* _INSTRUCTIONS FOR THE TASK_
Without including any pictures, write out all the entries exactly.

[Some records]
----------------

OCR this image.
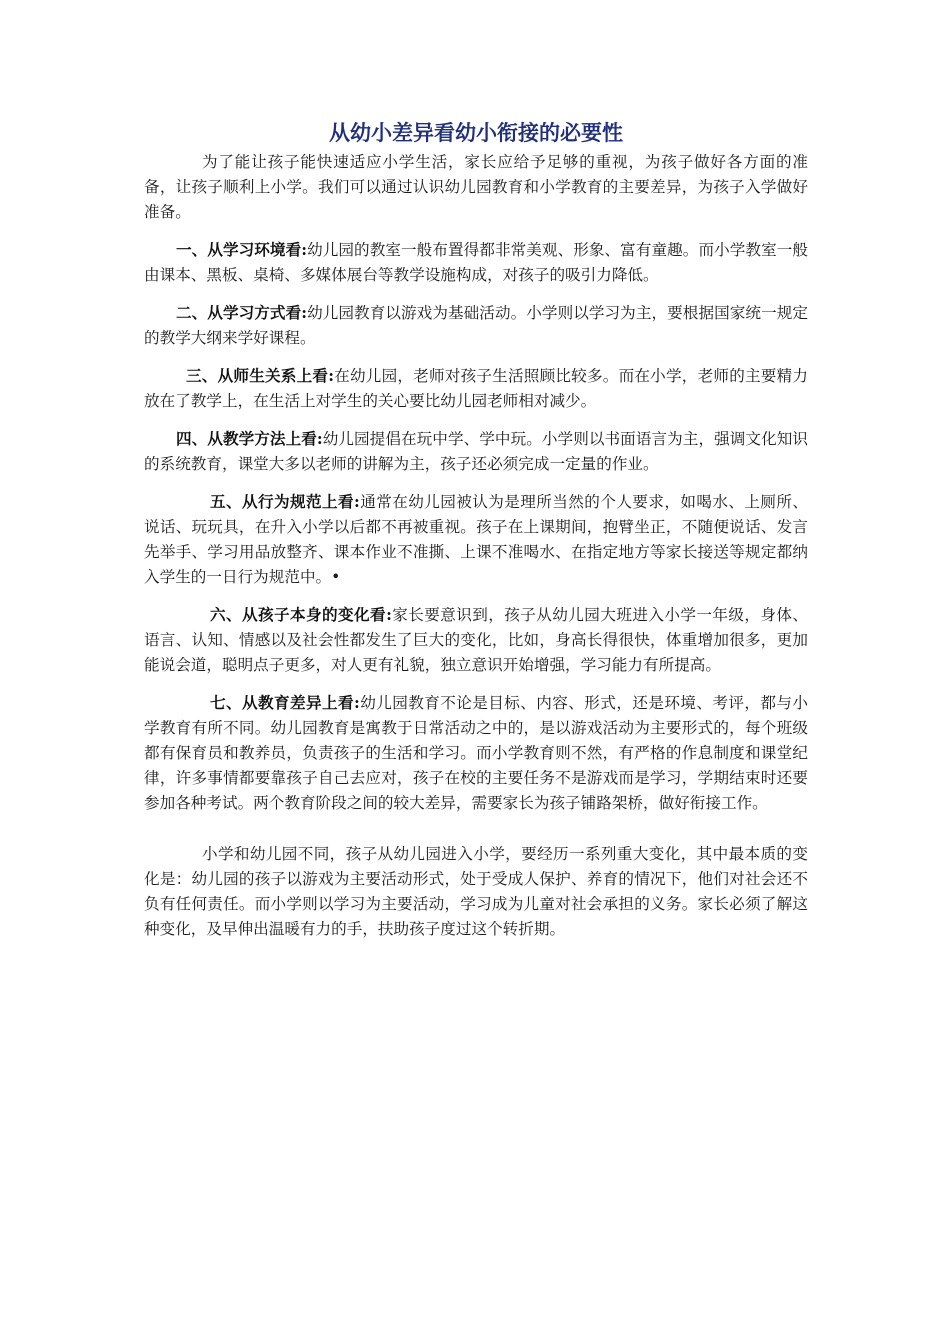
从幼小差异看幼小衔接的必要性

为了能让孩子能快速适应小学生活，家长应给予足够的重视，为孩子做好各方面的准备，让孩子顺利上小学。我们可以通过认识幼儿园教育和小学教育的主要差异，为孩子入学做好准备。

一、从学习环境看:幼儿园的教室一般布置得都非常美观、形象、富有童趣。而小学教室一般由课本、黑板、桌椅、多媒体展台等教学设施构成，对孩子的吸引力降低。

二、从学习方式看:幼儿园教育以游戏为基础活动。小学则以学习为主，要根据国家统一规定的教学大纲来学好课程。

三、从师生关系上看:在幼儿园，老师对孩子生活照顾比较多。而在小学，老师的主要精力放在了教学上，在生活上对学生的关心要比幼儿园老师相对减少。

四、从教学方法上看:幼儿园提倡在玩中学、学中玩。小学则以书面语言为主，强调文化知识的系统教育，课堂大多以老师的讲解为主，孩子还必须完成一定量的作业。

五、从行为规范上看:通常在幼儿园被认为是理所当然的个人要求，如喝水、上厕所、说话、玩玩具，在升入小学以后都不再被重视。孩子在上课期间，抱臂坐正，不随便说话、发言先举手、学习用品放整齐、课本作业不准撕、上课不准喝水、在指定地方等家长接送等规定都纳入学生的一日行为规范中。•

六、从孩子本身的变化看:家长要意识到，孩子从幼儿园大班进入小学一年级，身体、语言、认知、情感以及社会性都发生了巨大的变化，比如，身高长得很快，体重增加很多，更加能说会道，聪明点子更多，对人更有礼貌，独立意识开始增强，学习能力有所提高。

七、从教育差异上看:幼儿园教育不论是目标、内容、形式，还是环境、考评，都与小学教育有所不同。幼儿园教育是寓教于日常活动之中的，是以游戏活动为主要形式的，每个班级都有保育员和教养员，负责孩子的生活和学习。而小学教育则不然，有严格的作息制度和课堂纪律，许多事情都要靠孩子自己去应对，孩子在校的主要任务不是游戏而是学习，学期结束时还要参加各种考试。两个教育阶段之间的较大差异，需要家长为孩子铺路架桥，做好衔接工作。

小学和幼儿园不同，孩子从幼儿园进入小学，要经历一系列重大变化，其中最本质的变化是：幼儿园的孩子以游戏为主要活动形式，处于受成人保护、养育的情况下，他们对社会还不负有任何责任。而小学则以学习为主要活动，学习成为儿童对社会承担的义务。家长必须了解这种变化，及早伸出温暖有力的手，扶助孩子度过这个转折期。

----------------

* _EXERCISE RESULT_
OCR this image.
从幼小差异看幼小衔接的必要性

为了能让孩子能快速适应小学生活，家长应给予足够的重视，为孩子做好各方面的准备，让孩子顺利上小学。我们可以通过认识幼儿园教育和小学教育的主要差异，为孩子入学做好准备。

一、从学习环境看:幼儿园的教室一般布置得都非常美观、形象、富有童趣。而小学教室一般由课本、黑板、桌椅、多媒体展台等教学设施构成，对孩子的吸引力降低。

二、从学习方式看:幼儿园教育以游戏为基础活动。小学则以学习为主，要根据国家统一规定的教学大纲来学好课程。

三、从师生关系上看:在幼儿园，老师对孩子生活照顾比较多。而在小学，老师的主要精力放在了教学上，在生活上对学生的关心要比幼儿园老师相对减少。

四、从教学方法上看:幼儿园提倡在玩中学、学中玩。小学则以书面语言为主，强调文化知识的系统教育，课堂大多以老师的讲解为主，孩子还必须完成一定量的作业。

五、从行为规范上看:通常在幼儿园被认为是理所当然的个人要求，如喝水、上厕所、说话、玩玩具，在升入小学以后都不再被重视。孩子在上课期间，抱臂坐正，不随便说话、发言先举手、学习用品放整齐、课本作业不准撕、上课不准喝水、在指定地方等家长接送等规定都纳入学生的一日行为规范中。•

六、从孩子本身的变化看:家长要意识到，孩子从幼儿园大班进入小学一年级，身体、语言、认知、情感以及社会性都发生了巨大的变化，比如，身高长得很快，体重增加很多，更加能说会道，聪明点子更多，对人更有礼貌，独立意识开始增强，学习能力有所提高。

七、从教育差异上看:幼儿园教育不论是目标、内容、形式，还是环境、考评，都与小学教育有所不同。幼儿园教育是寓教于日常活动之中的，是以游戏活动为主要形式的，每个班级都有保育员和教养员，负责孩子的生活和学习。而小学教育则不然，有严格的作息制度和课堂纪律，许多事情都要靠孩子自己去应对，孩子在校的主要任务不是游戏而是学习，学期结束时还要参加各种考试。两个教育阶段之间的较大差异，需要家长为孩子铺路架桥，做好衔接工作。

小学和幼儿园不同，孩子从幼儿园进入小学，要经历一系列重大变化，其中最本质的变化是：幼儿园的孩子以游戏为主要活动形式，处于受成人保护、养育的情况下，他们对社会还不负有任何责任。而小学则以学习为主要活动，学习成为儿童对社会承担的义务。家长必须了解这种变化，及早伸出温暖有力的手，扶助孩子度过这个转折期。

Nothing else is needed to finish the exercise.